_What you need to do_: Narrow the data below down to the lines containing "document".

_Dataset_:
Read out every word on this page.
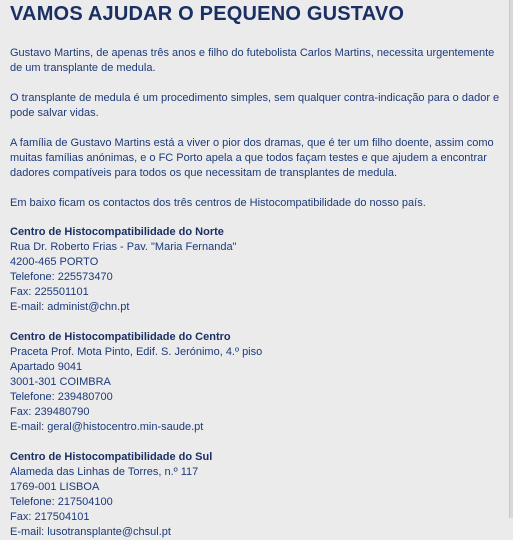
VAMOS AJUDAR O PEQUENO GUSTAVO

Gustavo Martins, de apenas três anos e filho do futebolista Carlos Martins, necessita urgentemente de um transplante de medula.

O transplante de medula é um procedimento simples, sem qualquer contra-indicação para o dador e pode salvar vidas.

A família de Gustavo Martins está a viver o pior dos dramas, que é ter um filho doente, assim como muitas famílias anónimas, e o FC Porto apela a que todos façam testes e que ajudem a encontrar dadores compatíveis para todos os que necessitam de transplantes de medula.

Em baixo ficam os contactos dos três centros de Histocompatibilidade do nosso país.

Centro de Histocompatibilidade do Norte
Rua Dr. Roberto Frias - Pav. "Maria Fernanda"
4200-465 PORTO
Telefone: 225573470
Fax: 225501101
E-mail: administ@chn.pt
Centro de Histocompatibilidade do Centro
Praceta Prof. Mota Pinto, Edif. S. Jerónimo, 4.º piso
Apartado 9041
3001-301 COIMBRA
Telefone: 239480700
Fax: 239480790
E-mail: geral@histocentro.min-saude.pt
Centro de Histocompatibilidade do Sul
Alameda das Linhas de Torres, n.º 117
1769-001 LISBOA
Telefone: 217504100
Fax: 217504101
E-mail: lusotransplante@chsul.pt
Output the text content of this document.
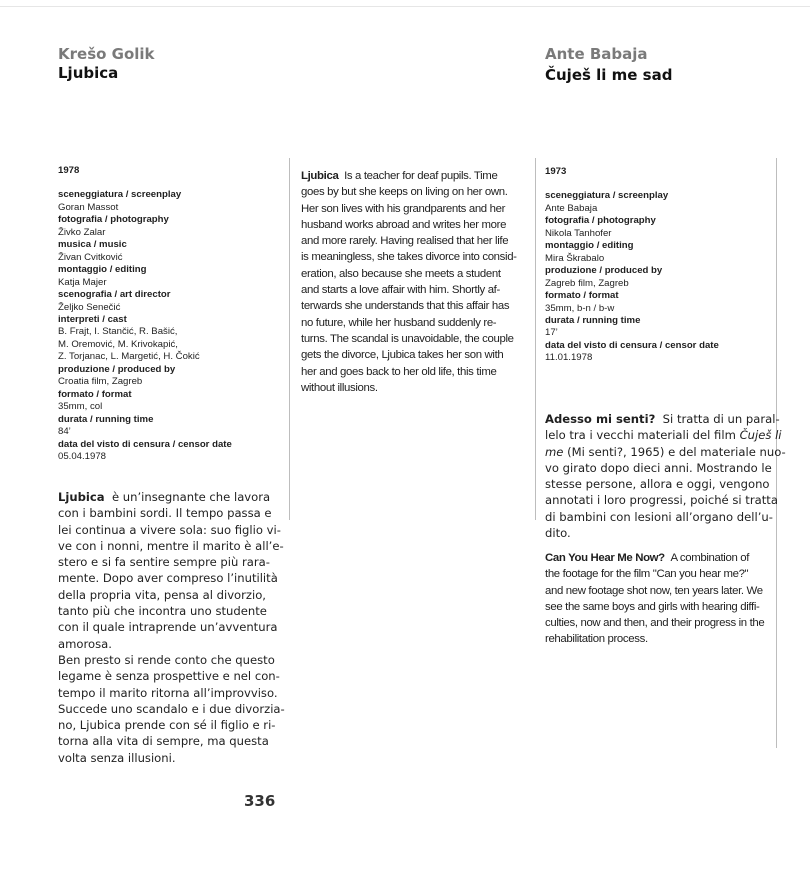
Krešo Golik
Ljubica
Ante Babaja
Čuješ li me sad
1978
sceneggiatura / screenplay
Goran Massot
fotografia / photography
Živko Zalar
musica / music
Živan Cvitković
montaggio / editing
Katja Majer
scenografia / art director
Željko Senečić
interpreti / cast
B. Frajt, I. Stančić, R. Bašić,
M. Oremović, M. Krivokapić,
Z. Torjanac, L. Margetić, H. Čokić
produzione / produced by
Croatia film, Zagreb
formato / format
35mm, col
durata / running time
84’
data del visto di censura / censor date
05.04.1978
1973
sceneggiatura / screenplay
Ante Babaja
fotografia / photography
Nikola Tanhofer
montaggio / editing
Mira Škrabalo
produzione / produced by
Zagreb film, Zagreb
formato / format
35mm, b-n / b-w
durata / running time
17’
data del visto di censura / censor date
11.01.1978
Ljubica è un’insegnante che lavora
con i bambini sordi. Il tempo passa e
lei continua a vivere sola: suo figlio vi-
ve con i nonni, mentre il marito è all’e-
stero e si fa sentire sempre più rara-
mente. Dopo aver compreso l’inutilità
della propria vita, pensa al divorzio,
tanto più che incontra uno studente
con il quale intraprende un’avventura
amorosa.
Ben presto si rende conto che questo
legame è senza prospettive e nel con-
tempo il marito ritorna all’improvviso.
Succede uno scandalo e i due divorzia-
no, Ljubica prende con sé il figlio e ri-
torna alla vita di sempre, ma questa
volta senza illusioni.
Ljubica Is a teacher for deaf pupils. Time
goes by but she keeps on living on her own.
Her son lives with his grandparents and her
husband works abroad and writes her more
and more rarely. Having realised that her life
is meaningless, she takes divorce into consid-
eration, also because she meets a student
and starts a love affair with him. Shortly af-
terwards she understands that this affair has
no future, while her husband suddenly re-
turns. The scandal is unavoidable, the couple
gets the divorce, Ljubica takes her son with
her and goes back to her old life, this time
without illusions.
Adesso mi senti? Si tratta di un paral-
lelo tra i vecchi materiali del film Čuješ li
me (Mi senti?, 1965) e del materiale nuo-
vo girato dopo dieci anni. Mostrando le
stesse persone, allora e oggi, vengono
annotati i loro progressi, poiché si tratta
di bambini con lesioni all’organo dell’u-
dito.
Can You Hear Me Now? A combination of
the footage for the film "Can you hear me?"
and new footage shot now, ten years later. We
see the same boys and girls with hearing diffi-
culties, now and then, and their progress in the
rehabilitation process.
336
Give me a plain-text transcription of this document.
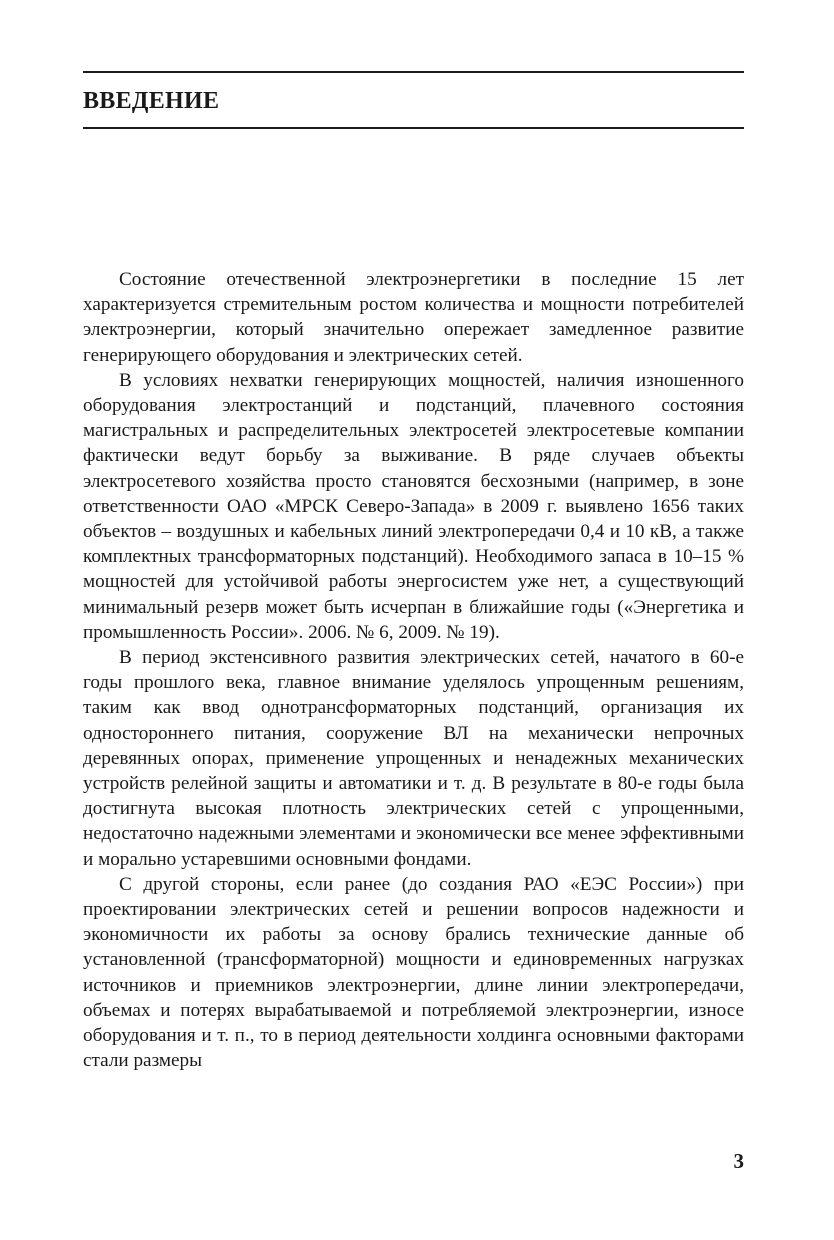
ВВЕДЕНИЕ

Состояние отечественной электроэнергетики в последние 15 лет характеризуется стремительным ростом количества и мощности потребителей электроэнергии, который значительно опережает замедленное развитие генерирующего оборудования и электрических сетей.

В условиях нехватки генерирующих мощностей, наличия изношенного оборудования электростанций и подстанций, плачевного состояния магистральных и распределительных электросетей электросетевые компании фактически ведут борьбу за выживание. В ряде случаев объекты электросетевого хозяйства просто становятся бесхозными (например, в зоне ответственности ОАО «МРСК Северо-Запада» в 2009 г. выявлено 1656 таких объектов – воздушных и кабельных линий электропередачи 0,4 и 10 кВ, а также комплектных трансформаторных подстанций). Необходимого запаса в 10–15 % мощностей для устойчивой работы энергосистем уже нет, а существующий минимальный резерв может быть исчерпан в ближайшие годы («Энергетика и промышленность России». 2006. № 6, 2009. № 19).

В период экстенсивного развития электрических сетей, начатого в 60-е годы прошлого века, главное внимание уделялось упрощенным решениям, таким как ввод однотрансформаторных подстанций, организация их одностороннего питания, сооружение ВЛ на механически непрочных деревянных опорах, применение упрощенных и ненадежных механических устройств релейной защиты и автоматики и т. д. В результате в 80-е годы была достигнута высокая плотность электрических сетей с упрощенными, недостаточно надежными элементами и экономически все менее эффективными и морально устаревшими основными фондами.

С другой стороны, если ранее (до создания РАО «ЕЭС России») при проектировании электрических сетей и решении вопросов надежности и экономичности их работы за основу брались технические данные об установленной (трансформаторной) мощности и единовременных нагрузках источников и приемников электроэнергии, длине линии электропередачи, объемах и потерях вырабатываемой и потребляемой электроэнергии, износе оборудования и т. п., то в период деятельности холдинга основными факторами стали размеры

3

_Expected output_:
Output the text content of this document.
Give me a plain-text transcription of this document.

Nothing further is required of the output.